=== Records for the task ===

---

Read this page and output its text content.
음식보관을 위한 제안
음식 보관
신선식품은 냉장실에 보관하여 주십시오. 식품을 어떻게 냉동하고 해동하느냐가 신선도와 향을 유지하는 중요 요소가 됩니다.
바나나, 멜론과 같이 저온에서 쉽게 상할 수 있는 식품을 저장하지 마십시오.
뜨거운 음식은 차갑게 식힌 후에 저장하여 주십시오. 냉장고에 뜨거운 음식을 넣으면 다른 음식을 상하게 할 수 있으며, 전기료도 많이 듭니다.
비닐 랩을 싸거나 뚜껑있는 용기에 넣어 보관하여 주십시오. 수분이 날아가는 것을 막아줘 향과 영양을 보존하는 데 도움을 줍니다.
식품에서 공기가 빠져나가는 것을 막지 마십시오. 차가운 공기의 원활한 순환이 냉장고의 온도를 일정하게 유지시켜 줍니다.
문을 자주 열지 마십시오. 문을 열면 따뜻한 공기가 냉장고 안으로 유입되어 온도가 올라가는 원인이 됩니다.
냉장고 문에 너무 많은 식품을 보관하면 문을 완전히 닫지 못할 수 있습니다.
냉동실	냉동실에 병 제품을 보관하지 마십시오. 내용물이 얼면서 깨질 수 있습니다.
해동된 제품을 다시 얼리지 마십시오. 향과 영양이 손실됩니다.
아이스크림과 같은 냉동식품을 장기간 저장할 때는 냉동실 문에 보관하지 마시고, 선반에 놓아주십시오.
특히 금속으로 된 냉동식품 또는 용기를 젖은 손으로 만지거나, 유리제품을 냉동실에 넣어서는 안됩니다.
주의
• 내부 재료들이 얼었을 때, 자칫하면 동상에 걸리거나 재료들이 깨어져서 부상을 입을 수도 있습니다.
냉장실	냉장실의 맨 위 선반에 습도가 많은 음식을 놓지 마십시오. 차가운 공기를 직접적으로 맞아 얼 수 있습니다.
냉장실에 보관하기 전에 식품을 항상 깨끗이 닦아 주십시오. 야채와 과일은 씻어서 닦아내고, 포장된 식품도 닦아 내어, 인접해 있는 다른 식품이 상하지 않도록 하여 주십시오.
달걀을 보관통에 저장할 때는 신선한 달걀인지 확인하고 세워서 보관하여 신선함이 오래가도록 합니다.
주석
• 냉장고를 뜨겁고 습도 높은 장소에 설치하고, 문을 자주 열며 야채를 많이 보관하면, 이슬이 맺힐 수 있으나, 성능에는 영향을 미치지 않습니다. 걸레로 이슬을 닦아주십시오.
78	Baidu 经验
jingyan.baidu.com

---

=== What you should do ===
Repeat each record in full; every line must match exactly.

=== Expected answer ===
Read this page and output its text content.
음식보관을 위한 제안
음식 보관
신선식품은 냉장실에 보관하여 주십시오. 식품을 어떻게 냉동하고 해동하느냐가 신선도와 향을 유지하는 중요 요소가 됩니다.
바나나, 멜론과 같이 저온에서 쉽게 상할 수 있는 식품을 저장하지 마십시오.
뜨거운 음식은 차갑게 식힌 후에 저장하여 주십시오. 냉장고에 뜨거운 음식을 넣으면 다른 음식을 상하게 할 수 있으며, 전기료도 많이 듭니다.
비닐 랩을 싸거나 뚜껑있는 용기에 넣어 보관하여 주십시오. 수분이 날아가는 것을 막아줘 향과 영양을 보존하는 데 도움을 줍니다.
식품에서 공기가 빠져나가는 것을 막지 마십시오. 차가운 공기의 원활한 순환이 냉장고의 온도를 일정하게 유지시켜 줍니다.
문을 자주 열지 마십시오. 문을 열면 따뜻한 공기가 냉장고 안으로 유입되어 온도가 올라가는 원인이 됩니다.
냉장고 문에 너무 많은 식품을 보관하면 문을 완전히 닫지 못할 수 있습니다.
냉동실	냉동실에 병 제품을 보관하지 마십시오. 내용물이 얼면서 깨질 수 있습니다.
해동된 제품을 다시 얼리지 마십시오. 향과 영양이 손실됩니다.
아이스크림과 같은 냉동식품을 장기간 저장할 때는 냉동실 문에 보관하지 마시고, 선반에 놓아주십시오.
특히 금속으로 된 냉동식품 또는 용기를 젖은 손으로 만지거나, 유리제품을 냉동실에 넣어서는 안됩니다.
주의
• 내부 재료들이 얼었을 때, 자칫하면 동상에 걸리거나 재료들이 깨어져서 부상을 입을 수도 있습니다.
냉장실	냉장실의 맨 위 선반에 습도가 많은 음식을 놓지 마십시오. 차가운 공기를 직접적으로 맞아 얼 수 있습니다.
냉장실에 보관하기 전에 식품을 항상 깨끗이 닦아 주십시오. 야채와 과일은 씻어서 닦아내고, 포장된 식품도 닦아 내어, 인접해 있는 다른 식품이 상하지 않도록 하여 주십시오.
달걀을 보관통에 저장할 때는 신선한 달걀인지 확인하고 세워서 보관하여 신선함이 오래가도록 합니다.
주석
• 냉장고를 뜨겁고 습도 높은 장소에 설치하고, 문을 자주 열며 야채를 많이 보관하면, 이슬이 맺힐 수 있으나, 성능에는 영향을 미치지 않습니다. 걸레로 이슬을 닦아주십시오.
78	Baidu 经验
jingyan.baidu.com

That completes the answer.